Data to process
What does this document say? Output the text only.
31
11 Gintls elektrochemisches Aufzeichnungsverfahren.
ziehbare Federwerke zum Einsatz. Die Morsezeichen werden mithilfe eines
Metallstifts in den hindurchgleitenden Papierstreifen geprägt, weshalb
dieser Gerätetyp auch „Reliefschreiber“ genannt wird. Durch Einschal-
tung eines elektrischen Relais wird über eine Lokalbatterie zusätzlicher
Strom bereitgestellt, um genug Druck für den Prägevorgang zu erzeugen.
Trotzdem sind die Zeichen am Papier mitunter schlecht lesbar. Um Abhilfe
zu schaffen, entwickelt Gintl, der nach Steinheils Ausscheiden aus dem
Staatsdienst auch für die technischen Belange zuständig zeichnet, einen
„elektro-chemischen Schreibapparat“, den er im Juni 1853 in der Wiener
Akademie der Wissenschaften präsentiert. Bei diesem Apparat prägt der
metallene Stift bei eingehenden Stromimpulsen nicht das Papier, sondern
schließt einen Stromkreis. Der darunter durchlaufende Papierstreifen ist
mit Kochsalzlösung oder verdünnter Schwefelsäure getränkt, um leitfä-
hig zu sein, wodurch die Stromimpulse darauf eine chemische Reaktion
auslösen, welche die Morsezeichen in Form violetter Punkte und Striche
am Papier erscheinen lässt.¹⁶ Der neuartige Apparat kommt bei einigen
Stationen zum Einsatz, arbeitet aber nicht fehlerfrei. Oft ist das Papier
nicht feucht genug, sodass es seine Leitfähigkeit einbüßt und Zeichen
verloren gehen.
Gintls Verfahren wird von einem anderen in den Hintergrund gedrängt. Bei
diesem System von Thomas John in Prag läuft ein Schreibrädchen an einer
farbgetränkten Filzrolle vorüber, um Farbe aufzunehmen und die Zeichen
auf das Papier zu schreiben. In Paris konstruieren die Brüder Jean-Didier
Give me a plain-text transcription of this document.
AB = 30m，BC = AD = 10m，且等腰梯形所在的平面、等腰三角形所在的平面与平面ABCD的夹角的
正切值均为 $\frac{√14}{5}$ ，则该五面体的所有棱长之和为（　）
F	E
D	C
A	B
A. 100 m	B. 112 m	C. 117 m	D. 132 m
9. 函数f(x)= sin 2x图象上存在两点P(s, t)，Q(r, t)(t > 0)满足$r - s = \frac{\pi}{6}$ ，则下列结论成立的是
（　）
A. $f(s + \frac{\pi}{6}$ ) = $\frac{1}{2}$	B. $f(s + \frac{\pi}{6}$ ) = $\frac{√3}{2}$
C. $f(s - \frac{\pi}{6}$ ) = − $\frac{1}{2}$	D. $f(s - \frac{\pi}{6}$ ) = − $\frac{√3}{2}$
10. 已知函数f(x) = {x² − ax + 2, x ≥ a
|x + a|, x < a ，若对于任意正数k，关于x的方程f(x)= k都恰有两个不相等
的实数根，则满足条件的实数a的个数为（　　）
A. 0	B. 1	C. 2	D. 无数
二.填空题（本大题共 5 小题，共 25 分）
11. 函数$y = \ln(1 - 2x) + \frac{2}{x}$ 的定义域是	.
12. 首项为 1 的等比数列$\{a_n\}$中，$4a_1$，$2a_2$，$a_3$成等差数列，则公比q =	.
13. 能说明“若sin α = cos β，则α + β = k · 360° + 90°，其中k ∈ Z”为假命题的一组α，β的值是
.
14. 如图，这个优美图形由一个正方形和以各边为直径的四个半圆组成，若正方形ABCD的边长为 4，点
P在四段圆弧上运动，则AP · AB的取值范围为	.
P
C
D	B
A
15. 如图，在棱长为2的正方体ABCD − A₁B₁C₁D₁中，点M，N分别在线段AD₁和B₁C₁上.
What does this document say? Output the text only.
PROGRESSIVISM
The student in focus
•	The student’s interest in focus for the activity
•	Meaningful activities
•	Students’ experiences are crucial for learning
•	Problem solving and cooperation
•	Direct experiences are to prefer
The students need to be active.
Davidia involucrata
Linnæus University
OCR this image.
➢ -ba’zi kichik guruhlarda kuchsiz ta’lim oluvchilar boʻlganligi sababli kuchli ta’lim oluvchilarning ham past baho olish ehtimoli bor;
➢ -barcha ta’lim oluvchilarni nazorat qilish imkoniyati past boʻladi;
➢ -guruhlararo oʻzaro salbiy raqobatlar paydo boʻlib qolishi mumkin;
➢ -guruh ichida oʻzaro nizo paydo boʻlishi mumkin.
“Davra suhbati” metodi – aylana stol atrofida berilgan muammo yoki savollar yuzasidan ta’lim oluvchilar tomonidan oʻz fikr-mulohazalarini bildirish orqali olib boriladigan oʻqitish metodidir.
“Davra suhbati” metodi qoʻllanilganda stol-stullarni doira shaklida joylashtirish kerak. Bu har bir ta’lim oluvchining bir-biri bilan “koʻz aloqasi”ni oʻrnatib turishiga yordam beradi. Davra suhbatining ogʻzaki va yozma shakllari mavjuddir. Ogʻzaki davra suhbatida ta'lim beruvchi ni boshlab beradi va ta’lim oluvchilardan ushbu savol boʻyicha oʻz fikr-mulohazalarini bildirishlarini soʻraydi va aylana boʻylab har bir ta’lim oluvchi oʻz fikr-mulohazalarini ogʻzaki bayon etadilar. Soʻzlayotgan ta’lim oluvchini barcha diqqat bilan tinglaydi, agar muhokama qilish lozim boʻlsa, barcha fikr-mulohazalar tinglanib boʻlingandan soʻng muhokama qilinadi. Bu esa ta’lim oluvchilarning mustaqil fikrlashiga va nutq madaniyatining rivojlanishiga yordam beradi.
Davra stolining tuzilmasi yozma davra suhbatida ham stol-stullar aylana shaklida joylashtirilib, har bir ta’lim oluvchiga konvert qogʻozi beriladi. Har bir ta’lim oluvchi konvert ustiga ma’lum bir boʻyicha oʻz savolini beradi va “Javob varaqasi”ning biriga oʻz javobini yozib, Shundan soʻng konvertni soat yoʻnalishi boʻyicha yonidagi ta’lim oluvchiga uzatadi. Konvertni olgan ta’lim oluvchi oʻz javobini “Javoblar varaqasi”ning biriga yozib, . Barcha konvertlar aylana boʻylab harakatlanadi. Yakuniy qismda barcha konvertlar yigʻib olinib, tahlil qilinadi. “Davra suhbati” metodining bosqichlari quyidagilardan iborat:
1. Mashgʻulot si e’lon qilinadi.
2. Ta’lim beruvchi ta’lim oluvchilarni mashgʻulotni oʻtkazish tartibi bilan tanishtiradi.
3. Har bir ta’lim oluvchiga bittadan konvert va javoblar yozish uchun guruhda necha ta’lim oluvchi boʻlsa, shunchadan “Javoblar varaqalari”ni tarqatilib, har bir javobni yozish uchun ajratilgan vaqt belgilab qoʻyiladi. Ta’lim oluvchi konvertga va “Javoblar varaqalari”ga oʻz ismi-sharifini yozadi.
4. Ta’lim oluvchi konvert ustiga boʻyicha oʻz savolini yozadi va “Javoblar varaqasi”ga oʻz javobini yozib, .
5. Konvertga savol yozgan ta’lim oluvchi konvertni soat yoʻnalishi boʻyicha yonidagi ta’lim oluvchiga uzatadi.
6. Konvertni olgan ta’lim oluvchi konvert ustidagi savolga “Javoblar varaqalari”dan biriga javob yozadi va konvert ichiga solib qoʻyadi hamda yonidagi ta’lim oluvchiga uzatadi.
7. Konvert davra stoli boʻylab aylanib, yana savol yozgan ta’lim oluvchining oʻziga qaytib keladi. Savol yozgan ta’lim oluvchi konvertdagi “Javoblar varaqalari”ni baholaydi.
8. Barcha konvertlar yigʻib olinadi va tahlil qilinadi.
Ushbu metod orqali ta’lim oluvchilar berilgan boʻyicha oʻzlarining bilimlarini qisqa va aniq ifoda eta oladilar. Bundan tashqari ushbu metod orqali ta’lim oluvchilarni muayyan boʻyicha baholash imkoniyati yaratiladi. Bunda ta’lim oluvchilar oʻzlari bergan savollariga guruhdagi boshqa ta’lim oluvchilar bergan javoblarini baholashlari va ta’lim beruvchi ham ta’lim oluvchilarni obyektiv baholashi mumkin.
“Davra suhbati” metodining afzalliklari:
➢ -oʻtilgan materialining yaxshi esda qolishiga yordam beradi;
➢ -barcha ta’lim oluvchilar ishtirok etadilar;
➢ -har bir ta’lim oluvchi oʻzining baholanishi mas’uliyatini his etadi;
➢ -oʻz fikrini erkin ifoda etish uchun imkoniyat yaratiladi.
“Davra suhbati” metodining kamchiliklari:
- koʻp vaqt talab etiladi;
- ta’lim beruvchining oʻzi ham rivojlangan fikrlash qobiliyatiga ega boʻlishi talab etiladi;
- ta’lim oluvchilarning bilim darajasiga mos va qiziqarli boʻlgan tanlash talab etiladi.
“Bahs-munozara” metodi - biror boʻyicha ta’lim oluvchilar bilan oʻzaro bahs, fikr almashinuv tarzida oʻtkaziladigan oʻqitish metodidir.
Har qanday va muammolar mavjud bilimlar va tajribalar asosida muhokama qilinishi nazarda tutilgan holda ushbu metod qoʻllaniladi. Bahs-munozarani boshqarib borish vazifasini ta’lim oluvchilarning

Challenge
Gather each line of the listing containing the word "eines" and show it.

Answer to the exercise
ziehbare Federwerke zum Einsatz. Die Morsezeichen werden mithilfe eines
tung eines elektrischen Relais wird über eine Lokalbatterie zusätzlicher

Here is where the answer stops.